TASK DIRECTIONS ▸
State how many lines include "project", giving the number by itself.

RECORDED DATA ▸
____
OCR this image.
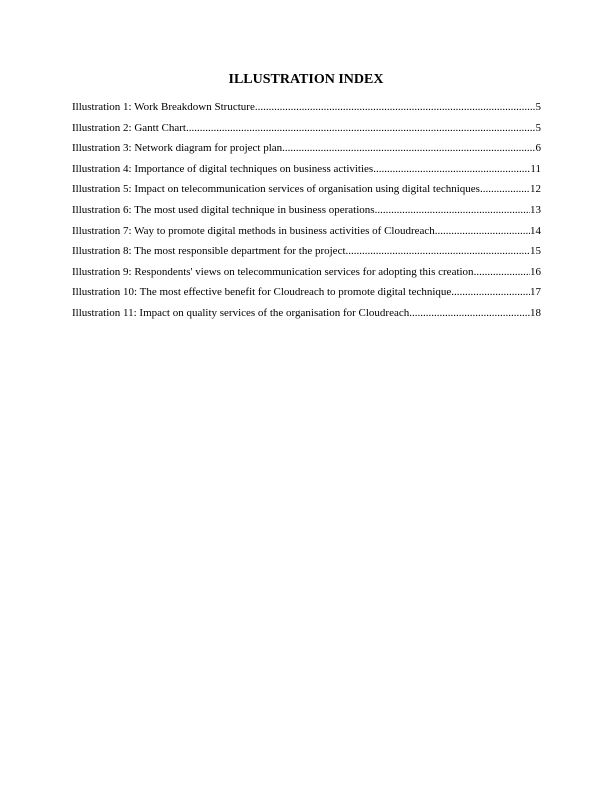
ILLUSTRATION INDEX
Illustration 1: Work Breakdown Structure .....	5
Illustration 2: Gantt Chart .....	5
Illustration 3: Network diagram for project plan .....	6
Illustration 4: Importance of digital techniques on business activities .....	11
Illustration 5: Impact on telecommunication services of organisation using digital techniques .....	12
Illustration 6: The most used digital technique in business operations .....	13
Illustration 7: Way to promote digital methods in business activities of Cloudreach .....	14
Illustration 8: The most responsible department for the project .....	15
Illustration 9: Respondents' views on telecommunication services for adopting this creation .....	16
Illustration 10: The most effective benefit for Cloudreach to promote digital technique .....	17
Illustration 11: Impact on quality services of the organisation for Cloudreach .....	18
____
THE COMPLETED TASK ▸
2